▸ What to produce
Reproduce all of the data exactly, with no line skipped.

• • • • • • •

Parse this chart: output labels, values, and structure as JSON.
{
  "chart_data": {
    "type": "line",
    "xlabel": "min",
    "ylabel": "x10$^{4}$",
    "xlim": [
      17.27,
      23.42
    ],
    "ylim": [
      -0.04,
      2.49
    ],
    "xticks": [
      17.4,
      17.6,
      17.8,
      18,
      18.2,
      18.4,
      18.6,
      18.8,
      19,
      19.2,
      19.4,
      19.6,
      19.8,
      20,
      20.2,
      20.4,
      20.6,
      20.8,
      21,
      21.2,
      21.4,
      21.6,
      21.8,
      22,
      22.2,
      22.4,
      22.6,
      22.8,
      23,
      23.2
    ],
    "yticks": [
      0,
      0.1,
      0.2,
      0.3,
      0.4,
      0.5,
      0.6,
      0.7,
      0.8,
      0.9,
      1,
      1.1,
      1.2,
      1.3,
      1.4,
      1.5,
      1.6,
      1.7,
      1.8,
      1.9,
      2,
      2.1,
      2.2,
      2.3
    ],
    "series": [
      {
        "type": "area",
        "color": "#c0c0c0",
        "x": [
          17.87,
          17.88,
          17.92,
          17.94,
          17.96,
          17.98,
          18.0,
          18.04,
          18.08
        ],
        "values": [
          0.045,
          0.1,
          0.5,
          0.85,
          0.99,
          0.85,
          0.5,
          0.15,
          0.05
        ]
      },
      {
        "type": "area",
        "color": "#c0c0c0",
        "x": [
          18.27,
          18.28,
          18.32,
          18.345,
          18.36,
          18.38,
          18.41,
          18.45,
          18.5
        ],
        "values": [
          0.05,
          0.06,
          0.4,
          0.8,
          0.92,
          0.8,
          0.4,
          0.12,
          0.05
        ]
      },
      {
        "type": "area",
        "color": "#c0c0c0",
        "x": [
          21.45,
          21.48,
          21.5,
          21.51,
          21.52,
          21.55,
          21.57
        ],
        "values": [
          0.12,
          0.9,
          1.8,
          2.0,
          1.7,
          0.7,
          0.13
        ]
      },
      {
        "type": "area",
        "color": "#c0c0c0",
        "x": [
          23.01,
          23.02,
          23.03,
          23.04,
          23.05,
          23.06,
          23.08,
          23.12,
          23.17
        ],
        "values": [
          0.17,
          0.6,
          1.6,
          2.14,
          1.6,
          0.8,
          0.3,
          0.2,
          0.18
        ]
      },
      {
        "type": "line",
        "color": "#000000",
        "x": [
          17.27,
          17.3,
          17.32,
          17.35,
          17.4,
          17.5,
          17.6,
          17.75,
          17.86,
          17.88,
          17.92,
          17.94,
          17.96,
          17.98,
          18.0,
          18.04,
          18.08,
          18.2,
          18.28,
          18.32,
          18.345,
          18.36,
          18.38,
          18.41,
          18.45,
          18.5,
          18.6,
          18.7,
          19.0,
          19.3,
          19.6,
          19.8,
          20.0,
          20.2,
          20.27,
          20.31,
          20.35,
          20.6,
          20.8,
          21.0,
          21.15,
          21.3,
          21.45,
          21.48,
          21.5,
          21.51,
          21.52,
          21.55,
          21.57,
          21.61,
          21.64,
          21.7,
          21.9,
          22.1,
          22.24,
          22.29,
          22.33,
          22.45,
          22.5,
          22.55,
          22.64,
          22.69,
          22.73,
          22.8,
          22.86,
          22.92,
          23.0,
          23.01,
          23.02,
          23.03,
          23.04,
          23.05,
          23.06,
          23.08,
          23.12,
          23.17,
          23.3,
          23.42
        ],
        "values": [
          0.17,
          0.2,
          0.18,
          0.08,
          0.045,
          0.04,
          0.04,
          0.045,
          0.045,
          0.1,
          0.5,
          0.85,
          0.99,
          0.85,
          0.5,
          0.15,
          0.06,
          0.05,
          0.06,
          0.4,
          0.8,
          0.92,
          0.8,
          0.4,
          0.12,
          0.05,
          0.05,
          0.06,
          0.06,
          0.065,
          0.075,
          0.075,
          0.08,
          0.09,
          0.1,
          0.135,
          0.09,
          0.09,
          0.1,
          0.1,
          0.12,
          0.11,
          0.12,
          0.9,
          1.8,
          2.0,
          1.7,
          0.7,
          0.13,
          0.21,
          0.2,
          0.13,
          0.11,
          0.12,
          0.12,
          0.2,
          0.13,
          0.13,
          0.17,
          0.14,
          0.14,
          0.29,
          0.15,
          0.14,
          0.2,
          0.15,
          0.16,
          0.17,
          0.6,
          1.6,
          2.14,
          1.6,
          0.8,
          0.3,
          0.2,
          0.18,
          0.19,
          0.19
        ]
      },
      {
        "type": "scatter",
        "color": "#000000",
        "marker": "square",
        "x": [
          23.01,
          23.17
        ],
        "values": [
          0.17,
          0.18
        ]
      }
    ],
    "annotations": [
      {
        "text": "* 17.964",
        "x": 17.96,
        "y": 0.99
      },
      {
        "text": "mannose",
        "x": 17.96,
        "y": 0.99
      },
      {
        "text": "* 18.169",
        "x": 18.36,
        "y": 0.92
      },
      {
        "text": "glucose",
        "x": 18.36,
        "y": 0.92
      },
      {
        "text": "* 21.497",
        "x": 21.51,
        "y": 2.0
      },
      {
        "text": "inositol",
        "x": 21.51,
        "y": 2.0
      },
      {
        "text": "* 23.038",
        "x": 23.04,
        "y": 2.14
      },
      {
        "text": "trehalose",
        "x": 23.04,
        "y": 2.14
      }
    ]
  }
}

• • • • • • •

▸ Result of the exercise
Parse this chart: output labels, values, and structure as JSON.
{
  "chart_data": {
    "type": "line",
    "xlabel": "min",
    "ylabel": "x10$^{4}$",
    "xlim": [
      17.27,
      23.42
    ],
    "ylim": [
      -0.04,
      2.49
    ],
    "xticks": [
      17.4,
      17.6,
      17.8,
      18,
      18.2,
      18.4,
      18.6,
      18.8,
      19,
      19.2,
      19.4,
      19.6,
      19.8,
      20,
      20.2,
      20.4,
      20.6,
      20.8,
      21,
      21.2,
      21.4,
      21.6,
      21.8,
      22,
      22.2,
      22.4,
      22.6,
      22.8,
      23,
      23.2
    ],
    "yticks": [
      0,
      0.1,
      0.2,
      0.3,
      0.4,
      0.5,
      0.6,
      0.7,
      0.8,
      0.9,
      1,
      1.1,
      1.2,
      1.3,
      1.4,
      1.5,
      1.6,
      1.7,
      1.8,
      1.9,
      2,
      2.1,
      2.2,
      2.3
    ],
    "series": [
      {
        "type": "area",
        "color": "#c0c0c0",
        "x": [
          17.87,
          17.88,
          17.92,
          17.94,
          17.96,
          17.98,
          18.0,
          18.04,
          18.08
        ],
        "values": [
          0.045,
          0.1,
          0.5,
          0.85,
          0.99,
          0.85,
          0.5,
          0.15,
          0.05
        ]
      },
      {
        "type": "area",
        "color": "#c0c0c0",
        "x": [
          18.27,
          18.28,
          18.32,
          18.345,
          18.36,
          18.38,
          18.41,
          18.45,
          18.5
        ],
        "values": [
          0.05,
          0.06,
          0.4,
          0.8,
          0.92,
          0.8,
          0.4,
          0.12,
          0.05
        ]
      },
      {
        "type": "area",
        "color": "#c0c0c0",
        "x": [
          21.45,
          21.48,
          21.5,
          21.51,
          21.52,
          21.55,
          21.57
        ],
        "values": [
          0.12,
          0.9,
          1.8,
          2.0,
          1.7,
          0.7,
          0.13
        ]
      },
      {
        "type": "area",
        "color": "#c0c0c0",
        "x": [
          23.01,
          23.02,
          23.03,
          23.04,
          23.05,
          23.06,
          23.08,
          23.12,
          23.17
        ],
        "values": [
          0.17,
          0.6,
          1.6,
          2.14,
          1.6,
          0.8,
          0.3,
          0.2,
          0.18
        ]
      },
      {
        "type": "line",
        "color": "#000000",
        "x": [
          17.27,
          17.3,
          17.32,
          17.35,
          17.4,
          17.5,
          17.6,
          17.75,
          17.86,
          17.88,
          17.92,
          17.94,
          17.96,
          17.98,
          18.0,
          18.04,
          18.08,
          18.2,
          18.28,
          18.32,
          18.345,
          18.36,
          18.38,
          18.41,
          18.45,
          18.5,
          18.6,
          18.7,
          19.0,
          19.3,
          19.6,
          19.8,
          20.0,
          20.2,
          20.27,
          20.31,
          20.35,
          20.6,
          20.8,
          21.0,
          21.15,
          21.3,
          21.45,
          21.48,
          21.5,
          21.51,
          21.52,
          21.55,
          21.57,
          21.61,
          21.64,
          21.7,
          21.9,
          22.1,
          22.24,
          22.29,
          22.33,
          22.45,
          22.5,
          22.55,
          22.64,
          22.69,
          22.73,
          22.8,
          22.86,
          22.92,
          23.0,
          23.01,
          23.02,
          23.03,
          23.04,
          23.05,
          23.06,
          23.08,
          23.12,
          23.17,
          23.3,
          23.42
        ],
        "values": [
          0.17,
          0.2,
          0.18,
          0.08,
          0.045,
          0.04,
          0.04,
          0.045,
          0.045,
          0.1,
          0.5,
          0.85,
          0.99,
          0.85,
          0.5,
          0.15,
          0.06,
          0.05,
          0.06,
          0.4,
          0.8,
          0.92,
          0.8,
          0.4,
          0.12,
          0.05,
          0.05,
          0.06,
          0.06,
          0.065,
          0.075,
          0.075,
          0.08,
          0.09,
          0.1,
          0.135,
          0.09,
          0.09,
          0.1,
          0.1,
          0.12,
          0.11,
          0.12,
          0.9,
          1.8,
          2.0,
          1.7,
          0.7,
          0.13,
          0.21,
          0.2,
          0.13,
          0.11,
          0.12,
          0.12,
          0.2,
          0.13,
          0.13,
          0.17,
          0.14,
          0.14,
          0.29,
          0.15,
          0.14,
          0.2,
          0.15,
          0.16,
          0.17,
          0.6,
          1.6,
          2.14,
          1.6,
          0.8,
          0.3,
          0.2,
          0.18,
          0.19,
          0.19
        ]
      },
      {
        "type": "scatter",
        "color": "#000000",
        "marker": "square",
        "x": [
          23.01,
          23.17
        ],
        "values": [
          0.17,
          0.18
        ]
      }
    ],
    "annotations": [
      {
        "text": "* 17.964",
        "x": 17.96,
        "y": 0.99
      },
      {
        "text": "mannose",
        "x": 17.96,
        "y": 0.99
      },
      {
        "text": "* 18.169",
        "x": 18.36,
        "y": 0.92
      },
      {
        "text": "glucose",
        "x": 18.36,
        "y": 0.92
      },
      {
        "text": "* 21.497",
        "x": 21.51,
        "y": 2.0
      },
      {
        "text": "inositol",
        "x": 21.51,
        "y": 2.0
      },
      {
        "text": "* 23.038",
        "x": 23.04,
        "y": 2.14
      },
      {
        "text": "trehalose",
        "x": 23.04,
        "y": 2.14
      }
    ]
  }
}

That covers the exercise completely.